● **Work to be completed**
Locate each line of the material that contains "JSON", then return it.

● **Records for processing**
· · · ·

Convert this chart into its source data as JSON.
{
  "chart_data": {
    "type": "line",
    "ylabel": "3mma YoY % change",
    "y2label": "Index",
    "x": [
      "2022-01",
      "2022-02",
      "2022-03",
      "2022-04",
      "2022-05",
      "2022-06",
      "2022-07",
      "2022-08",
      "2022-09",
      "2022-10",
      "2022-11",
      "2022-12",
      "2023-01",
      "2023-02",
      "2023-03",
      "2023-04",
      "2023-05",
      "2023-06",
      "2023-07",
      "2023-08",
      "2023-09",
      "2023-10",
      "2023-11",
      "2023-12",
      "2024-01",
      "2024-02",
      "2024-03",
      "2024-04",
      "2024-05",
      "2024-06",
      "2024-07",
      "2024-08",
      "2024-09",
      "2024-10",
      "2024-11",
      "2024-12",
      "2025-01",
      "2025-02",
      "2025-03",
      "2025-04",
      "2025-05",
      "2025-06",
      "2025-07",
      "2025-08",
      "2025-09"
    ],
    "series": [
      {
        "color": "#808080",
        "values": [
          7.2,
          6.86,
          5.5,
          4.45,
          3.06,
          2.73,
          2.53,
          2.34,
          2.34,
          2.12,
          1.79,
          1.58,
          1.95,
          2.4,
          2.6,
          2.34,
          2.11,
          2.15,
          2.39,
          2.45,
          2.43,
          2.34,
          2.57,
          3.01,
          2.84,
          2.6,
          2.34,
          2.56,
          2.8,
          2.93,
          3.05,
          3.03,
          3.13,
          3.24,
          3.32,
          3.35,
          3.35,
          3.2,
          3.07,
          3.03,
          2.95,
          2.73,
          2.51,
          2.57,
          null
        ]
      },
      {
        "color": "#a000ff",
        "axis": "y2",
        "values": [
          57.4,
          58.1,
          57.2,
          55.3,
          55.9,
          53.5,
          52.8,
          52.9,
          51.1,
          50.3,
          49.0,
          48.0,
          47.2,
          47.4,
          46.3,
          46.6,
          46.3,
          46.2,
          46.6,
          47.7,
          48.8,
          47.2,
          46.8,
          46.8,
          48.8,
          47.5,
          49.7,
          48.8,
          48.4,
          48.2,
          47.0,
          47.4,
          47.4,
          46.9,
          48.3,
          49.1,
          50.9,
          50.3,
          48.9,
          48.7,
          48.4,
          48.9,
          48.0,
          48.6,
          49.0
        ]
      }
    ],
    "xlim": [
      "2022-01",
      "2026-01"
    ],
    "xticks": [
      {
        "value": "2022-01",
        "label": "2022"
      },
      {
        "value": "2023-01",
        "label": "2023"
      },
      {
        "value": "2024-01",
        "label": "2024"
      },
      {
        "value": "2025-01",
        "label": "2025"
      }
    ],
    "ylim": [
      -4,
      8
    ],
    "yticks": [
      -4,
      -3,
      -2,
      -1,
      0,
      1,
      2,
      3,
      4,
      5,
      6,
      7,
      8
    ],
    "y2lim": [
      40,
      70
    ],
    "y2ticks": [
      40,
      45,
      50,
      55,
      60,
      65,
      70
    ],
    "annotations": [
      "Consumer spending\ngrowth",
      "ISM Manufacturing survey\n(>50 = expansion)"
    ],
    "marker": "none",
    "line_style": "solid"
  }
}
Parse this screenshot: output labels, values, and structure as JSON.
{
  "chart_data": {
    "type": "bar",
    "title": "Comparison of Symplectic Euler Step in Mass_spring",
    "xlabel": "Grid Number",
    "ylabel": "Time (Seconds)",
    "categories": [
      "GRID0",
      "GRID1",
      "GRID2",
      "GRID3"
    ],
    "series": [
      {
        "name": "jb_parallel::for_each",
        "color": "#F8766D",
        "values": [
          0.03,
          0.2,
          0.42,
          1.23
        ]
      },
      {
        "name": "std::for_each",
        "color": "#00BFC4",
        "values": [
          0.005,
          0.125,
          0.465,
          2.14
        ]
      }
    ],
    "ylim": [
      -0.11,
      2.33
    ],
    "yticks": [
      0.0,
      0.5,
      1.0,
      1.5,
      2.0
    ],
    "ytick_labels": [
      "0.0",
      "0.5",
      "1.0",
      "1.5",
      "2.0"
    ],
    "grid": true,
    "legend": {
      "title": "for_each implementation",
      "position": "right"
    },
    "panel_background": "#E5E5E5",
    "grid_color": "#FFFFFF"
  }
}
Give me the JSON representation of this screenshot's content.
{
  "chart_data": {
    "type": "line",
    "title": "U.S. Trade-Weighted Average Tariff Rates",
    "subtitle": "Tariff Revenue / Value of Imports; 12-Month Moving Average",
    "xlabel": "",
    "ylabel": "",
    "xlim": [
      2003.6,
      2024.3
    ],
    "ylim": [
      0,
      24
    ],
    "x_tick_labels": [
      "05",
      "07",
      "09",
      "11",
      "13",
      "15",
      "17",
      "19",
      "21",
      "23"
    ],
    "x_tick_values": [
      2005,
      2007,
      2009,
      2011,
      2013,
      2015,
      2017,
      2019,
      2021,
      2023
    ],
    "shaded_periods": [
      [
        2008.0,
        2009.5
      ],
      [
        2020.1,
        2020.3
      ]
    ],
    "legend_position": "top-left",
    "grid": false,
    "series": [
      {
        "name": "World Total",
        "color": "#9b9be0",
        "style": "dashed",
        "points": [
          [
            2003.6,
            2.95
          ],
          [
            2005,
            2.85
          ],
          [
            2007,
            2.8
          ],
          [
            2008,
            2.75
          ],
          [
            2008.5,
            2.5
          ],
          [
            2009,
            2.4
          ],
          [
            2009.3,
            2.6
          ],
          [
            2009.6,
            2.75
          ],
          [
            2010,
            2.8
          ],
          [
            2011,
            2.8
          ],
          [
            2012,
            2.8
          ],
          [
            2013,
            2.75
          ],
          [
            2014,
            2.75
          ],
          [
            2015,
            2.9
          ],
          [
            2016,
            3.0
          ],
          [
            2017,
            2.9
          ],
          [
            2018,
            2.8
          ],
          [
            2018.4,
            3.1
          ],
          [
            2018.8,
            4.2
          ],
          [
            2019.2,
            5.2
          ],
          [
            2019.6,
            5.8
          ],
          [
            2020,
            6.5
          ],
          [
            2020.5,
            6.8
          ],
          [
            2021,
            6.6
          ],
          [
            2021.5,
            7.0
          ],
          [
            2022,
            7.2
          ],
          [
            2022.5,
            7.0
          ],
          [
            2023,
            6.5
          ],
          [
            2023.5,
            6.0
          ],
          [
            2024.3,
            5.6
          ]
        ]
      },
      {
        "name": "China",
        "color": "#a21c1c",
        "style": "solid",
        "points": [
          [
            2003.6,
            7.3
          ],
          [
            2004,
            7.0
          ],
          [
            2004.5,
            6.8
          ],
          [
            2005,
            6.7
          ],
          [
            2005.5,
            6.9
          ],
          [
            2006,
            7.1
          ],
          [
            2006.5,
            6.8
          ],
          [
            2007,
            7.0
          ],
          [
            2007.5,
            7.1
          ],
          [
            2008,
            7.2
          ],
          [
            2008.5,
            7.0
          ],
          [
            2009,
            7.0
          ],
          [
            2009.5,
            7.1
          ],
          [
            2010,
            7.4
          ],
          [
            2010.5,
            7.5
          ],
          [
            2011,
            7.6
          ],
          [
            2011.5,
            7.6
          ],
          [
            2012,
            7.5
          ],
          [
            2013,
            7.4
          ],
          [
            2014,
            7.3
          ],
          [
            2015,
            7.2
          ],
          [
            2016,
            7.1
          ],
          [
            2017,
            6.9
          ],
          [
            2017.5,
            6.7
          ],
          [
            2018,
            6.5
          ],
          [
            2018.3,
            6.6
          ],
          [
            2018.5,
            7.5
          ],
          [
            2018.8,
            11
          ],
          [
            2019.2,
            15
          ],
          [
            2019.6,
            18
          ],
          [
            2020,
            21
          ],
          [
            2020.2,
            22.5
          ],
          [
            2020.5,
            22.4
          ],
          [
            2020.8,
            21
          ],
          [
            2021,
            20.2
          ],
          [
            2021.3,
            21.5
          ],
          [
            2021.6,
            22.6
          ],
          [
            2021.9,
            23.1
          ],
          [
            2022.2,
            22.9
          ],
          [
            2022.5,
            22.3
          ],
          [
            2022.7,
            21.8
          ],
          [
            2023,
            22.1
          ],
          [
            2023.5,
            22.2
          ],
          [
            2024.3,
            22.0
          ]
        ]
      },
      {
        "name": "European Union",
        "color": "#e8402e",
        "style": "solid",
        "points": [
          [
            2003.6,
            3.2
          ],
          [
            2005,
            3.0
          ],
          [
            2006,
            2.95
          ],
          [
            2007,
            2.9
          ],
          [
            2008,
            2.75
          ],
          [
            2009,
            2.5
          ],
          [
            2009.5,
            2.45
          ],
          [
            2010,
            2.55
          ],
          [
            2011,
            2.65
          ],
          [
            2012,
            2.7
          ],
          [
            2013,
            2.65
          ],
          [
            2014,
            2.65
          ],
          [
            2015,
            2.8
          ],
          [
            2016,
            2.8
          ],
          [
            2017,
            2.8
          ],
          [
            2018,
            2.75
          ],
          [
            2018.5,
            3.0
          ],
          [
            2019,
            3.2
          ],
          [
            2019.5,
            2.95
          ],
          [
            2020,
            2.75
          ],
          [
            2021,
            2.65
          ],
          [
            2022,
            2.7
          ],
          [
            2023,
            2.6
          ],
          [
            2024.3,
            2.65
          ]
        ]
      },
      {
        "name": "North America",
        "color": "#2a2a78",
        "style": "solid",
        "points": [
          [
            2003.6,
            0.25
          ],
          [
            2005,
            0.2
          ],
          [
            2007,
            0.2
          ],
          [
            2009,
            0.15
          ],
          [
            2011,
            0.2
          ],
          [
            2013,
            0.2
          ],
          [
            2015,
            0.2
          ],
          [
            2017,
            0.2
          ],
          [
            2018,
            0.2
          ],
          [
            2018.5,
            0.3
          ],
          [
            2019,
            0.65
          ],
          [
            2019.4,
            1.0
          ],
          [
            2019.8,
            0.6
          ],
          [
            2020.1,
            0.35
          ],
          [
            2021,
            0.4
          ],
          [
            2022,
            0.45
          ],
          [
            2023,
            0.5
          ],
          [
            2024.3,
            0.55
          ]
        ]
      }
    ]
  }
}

· · · ·

● **Written response**
Convert this chart into its source data as JSON.
Parse this screenshot: output labels, values, and structure as JSON.
Give me the JSON representation of this screenshot's content.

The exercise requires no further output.